--- Start DATA FOR THIS EXERCISE ---

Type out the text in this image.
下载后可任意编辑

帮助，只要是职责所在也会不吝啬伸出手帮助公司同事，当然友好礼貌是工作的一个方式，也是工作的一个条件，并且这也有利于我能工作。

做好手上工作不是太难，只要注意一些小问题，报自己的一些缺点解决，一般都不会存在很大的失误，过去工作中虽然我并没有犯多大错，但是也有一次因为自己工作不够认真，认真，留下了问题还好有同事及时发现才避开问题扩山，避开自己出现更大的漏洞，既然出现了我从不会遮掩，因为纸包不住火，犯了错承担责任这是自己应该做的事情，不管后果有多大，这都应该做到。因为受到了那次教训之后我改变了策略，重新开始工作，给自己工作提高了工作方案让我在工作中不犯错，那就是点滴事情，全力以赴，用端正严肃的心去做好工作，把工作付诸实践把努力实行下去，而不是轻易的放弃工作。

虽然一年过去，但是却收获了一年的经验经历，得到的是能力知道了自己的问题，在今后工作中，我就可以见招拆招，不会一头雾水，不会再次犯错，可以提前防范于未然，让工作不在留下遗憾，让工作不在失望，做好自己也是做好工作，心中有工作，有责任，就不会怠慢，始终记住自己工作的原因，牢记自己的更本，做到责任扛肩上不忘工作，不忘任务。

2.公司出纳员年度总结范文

--- End DATA FOR THIS EXERCISE ---

TASK DIRECTIONS: Output all of the data again, exactly.

THE SOLUTION:
Type out the text in this image.
下载后可任意编辑

帮助，只要是职责所在也会不吝啬伸出手帮助公司同事，当然友好礼貌是工作的一个方式，也是工作的一个条件，并且这也有利于我能工作。

做好手上工作不是太难，只要注意一些小问题，报自己的一些缺点解决，一般都不会存在很大的失误，过去工作中虽然我并没有犯多大错，但是也有一次因为自己工作不够认真，认真，留下了问题还好有同事及时发现才避开问题扩山，避开自己出现更大的漏洞，既然出现了我从不会遮掩，因为纸包不住火，犯了错承担责任这是自己应该做的事情，不管后果有多大，这都应该做到。因为受到了那次教训之后我改变了策略，重新开始工作，给自己工作提高了工作方案让我在工作中不犯错，那就是点滴事情，全力以赴，用端正严肃的心去做好工作，把工作付诸实践把努力实行下去，而不是轻易的放弃工作。

虽然一年过去，但是却收获了一年的经验经历，得到的是能力知道了自己的问题，在今后工作中，我就可以见招拆招，不会一头雾水，不会再次犯错，可以提前防范于未然，让工作不在留下遗憾，让工作不在失望，做好自己也是做好工作，心中有工作，有责任，就不会怠慢，始终记住自己工作的原因，牢记自己的更本，做到责任扛肩上不忘工作，不忘任务。

2.公司出纳员年度总结范文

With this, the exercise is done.